— Begin Supplied data —

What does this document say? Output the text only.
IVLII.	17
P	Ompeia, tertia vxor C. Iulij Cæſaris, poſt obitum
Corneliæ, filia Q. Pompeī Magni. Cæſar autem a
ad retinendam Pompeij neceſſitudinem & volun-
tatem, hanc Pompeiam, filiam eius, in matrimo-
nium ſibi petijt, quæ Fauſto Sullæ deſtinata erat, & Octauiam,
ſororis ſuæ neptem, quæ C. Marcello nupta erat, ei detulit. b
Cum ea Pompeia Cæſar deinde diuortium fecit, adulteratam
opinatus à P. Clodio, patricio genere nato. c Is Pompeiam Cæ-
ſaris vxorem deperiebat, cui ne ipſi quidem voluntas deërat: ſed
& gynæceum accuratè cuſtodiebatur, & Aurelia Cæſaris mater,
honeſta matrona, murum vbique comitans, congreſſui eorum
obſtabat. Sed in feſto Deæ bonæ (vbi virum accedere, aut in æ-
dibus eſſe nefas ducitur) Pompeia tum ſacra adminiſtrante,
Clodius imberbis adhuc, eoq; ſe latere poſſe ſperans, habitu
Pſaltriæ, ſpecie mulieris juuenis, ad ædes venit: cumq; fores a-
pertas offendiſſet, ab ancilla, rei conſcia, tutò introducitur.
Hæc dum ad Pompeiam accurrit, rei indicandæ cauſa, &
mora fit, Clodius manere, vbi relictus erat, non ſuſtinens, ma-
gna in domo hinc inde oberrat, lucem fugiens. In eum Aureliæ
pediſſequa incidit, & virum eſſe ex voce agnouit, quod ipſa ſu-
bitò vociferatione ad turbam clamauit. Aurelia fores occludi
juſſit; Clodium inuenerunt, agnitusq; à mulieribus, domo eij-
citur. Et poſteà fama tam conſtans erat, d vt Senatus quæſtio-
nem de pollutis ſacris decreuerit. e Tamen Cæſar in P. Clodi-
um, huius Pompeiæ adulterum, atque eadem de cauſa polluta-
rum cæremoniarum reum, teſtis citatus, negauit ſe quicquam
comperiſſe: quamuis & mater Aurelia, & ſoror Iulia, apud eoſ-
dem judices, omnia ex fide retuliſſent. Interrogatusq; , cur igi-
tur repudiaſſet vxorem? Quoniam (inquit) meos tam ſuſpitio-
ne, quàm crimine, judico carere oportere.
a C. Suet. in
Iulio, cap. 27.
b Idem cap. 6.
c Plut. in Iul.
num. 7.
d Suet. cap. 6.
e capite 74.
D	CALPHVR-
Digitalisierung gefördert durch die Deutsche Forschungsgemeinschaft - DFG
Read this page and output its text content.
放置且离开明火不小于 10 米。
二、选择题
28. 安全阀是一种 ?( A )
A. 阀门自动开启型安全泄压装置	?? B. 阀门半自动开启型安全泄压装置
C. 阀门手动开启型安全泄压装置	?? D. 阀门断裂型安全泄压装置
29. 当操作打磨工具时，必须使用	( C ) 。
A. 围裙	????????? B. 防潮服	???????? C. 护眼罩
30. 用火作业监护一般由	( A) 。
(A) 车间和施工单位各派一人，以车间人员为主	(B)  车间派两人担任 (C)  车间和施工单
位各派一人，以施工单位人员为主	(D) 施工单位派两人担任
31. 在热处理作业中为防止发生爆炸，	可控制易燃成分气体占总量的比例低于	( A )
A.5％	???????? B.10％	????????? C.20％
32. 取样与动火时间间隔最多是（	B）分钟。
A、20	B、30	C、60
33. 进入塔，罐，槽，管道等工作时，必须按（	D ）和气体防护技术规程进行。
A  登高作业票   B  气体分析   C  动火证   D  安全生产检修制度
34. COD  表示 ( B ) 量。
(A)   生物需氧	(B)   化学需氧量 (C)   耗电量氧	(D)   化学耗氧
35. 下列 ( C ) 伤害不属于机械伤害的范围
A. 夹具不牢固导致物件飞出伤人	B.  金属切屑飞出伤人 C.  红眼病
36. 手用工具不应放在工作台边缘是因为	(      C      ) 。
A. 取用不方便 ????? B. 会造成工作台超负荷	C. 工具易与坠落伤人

— End Supplied data —

= Do this =
Copy out each record, keeping every word as it is.

= Right answer =
What does this document say? Output the text only.
IVLII.	17
P	Ompeia, tertia vxor C. Iulij Cæſaris, poſt obitum
Corneliæ, filia Q. Pompeī Magni. Cæſar autem a
ad retinendam Pompeij neceſſitudinem & volun-
tatem, hanc Pompeiam, filiam eius, in matrimo-
nium ſibi petijt, quæ Fauſto Sullæ deſtinata erat, & Octauiam,
ſororis ſuæ neptem, quæ C. Marcello nupta erat, ei detulit. b
Cum ea Pompeia Cæſar deinde diuortium fecit, adulteratam
opinatus à P. Clodio, patricio genere nato. c Is Pompeiam Cæ-
ſaris vxorem deperiebat, cui ne ipſi quidem voluntas deërat: ſed
& gynæceum accuratè cuſtodiebatur, & Aurelia Cæſaris mater,
honeſta matrona, murum vbique comitans, congreſſui eorum
obſtabat. Sed in feſto Deæ bonæ (vbi virum accedere, aut in æ-
dibus eſſe nefas ducitur) Pompeia tum ſacra adminiſtrante,
Clodius imberbis adhuc, eoq; ſe latere poſſe ſperans, habitu
Pſaltriæ, ſpecie mulieris juuenis, ad ædes venit: cumq; fores a-
pertas offendiſſet, ab ancilla, rei conſcia, tutò introducitur.
Hæc dum ad Pompeiam accurrit, rei indicandæ cauſa, &
mora fit, Clodius manere, vbi relictus erat, non ſuſtinens, ma-
gna in domo hinc inde oberrat, lucem fugiens. In eum Aureliæ
pediſſequa incidit, & virum eſſe ex voce agnouit, quod ipſa ſu-
bitò vociferatione ad turbam clamauit. Aurelia fores occludi
juſſit; Clodium inuenerunt, agnitusq; à mulieribus, domo eij-
citur. Et poſteà fama tam conſtans erat, d vt Senatus quæſtio-
nem de pollutis ſacris decreuerit. e Tamen Cæſar in P. Clodi-
um, huius Pompeiæ adulterum, atque eadem de cauſa polluta-
rum cæremoniarum reum, teſtis citatus, negauit ſe quicquam
comperiſſe: quamuis & mater Aurelia, & ſoror Iulia, apud eoſ-
dem judices, omnia ex fide retuliſſent. Interrogatusq; , cur igi-
tur repudiaſſet vxorem? Quoniam (inquit) meos tam ſuſpitio-
ne, quàm crimine, judico carere oportere.
a C. Suet. in
Iulio, cap. 27.
b Idem cap. 6.
c Plut. in Iul.
num. 7.
d Suet. cap. 6.
e capite 74.
D	CALPHVR-
Digitalisierung gefördert durch die Deutsche Forschungsgemeinschaft - DFG
Read this page and output its text content.
放置且离开明火不小于 10 米。
二、选择题
28. 安全阀是一种 ?( A )
A. 阀门自动开启型安全泄压装置	?? B. 阀门半自动开启型安全泄压装置
C. 阀门手动开启型安全泄压装置	?? D. 阀门断裂型安全泄压装置
29. 当操作打磨工具时，必须使用	( C ) 。
A. 围裙	????????? B. 防潮服	???????? C. 护眼罩
30. 用火作业监护一般由	( A) 。
(A) 车间和施工单位各派一人，以车间人员为主	(B)  车间派两人担任 (C)  车间和施工单
位各派一人，以施工单位人员为主	(D) 施工单位派两人担任
31. 在热处理作业中为防止发生爆炸，	可控制易燃成分气体占总量的比例低于	( A )
A.5％	???????? B.10％	????????? C.20％
32. 取样与动火时间间隔最多是（	B）分钟。
A、20	B、30	C、60
33. 进入塔，罐，槽，管道等工作时，必须按（	D ）和气体防护技术规程进行。
A  登高作业票   B  气体分析   C  动火证   D  安全生产检修制度
34. COD  表示 ( B ) 量。
(A)   生物需氧	(B)   化学需氧量 (C)   耗电量氧	(D)   化学耗氧
35. 下列 ( C ) 伤害不属于机械伤害的范围
A. 夹具不牢固导致物件飞出伤人	B.  金属切屑飞出伤人 C.  红眼病
36. 手用工具不应放在工作台边缘是因为	(      C      ) 。
A. 取用不方便 ????? B. 会造成工作台超负荷	C. 工具易与坠落伤人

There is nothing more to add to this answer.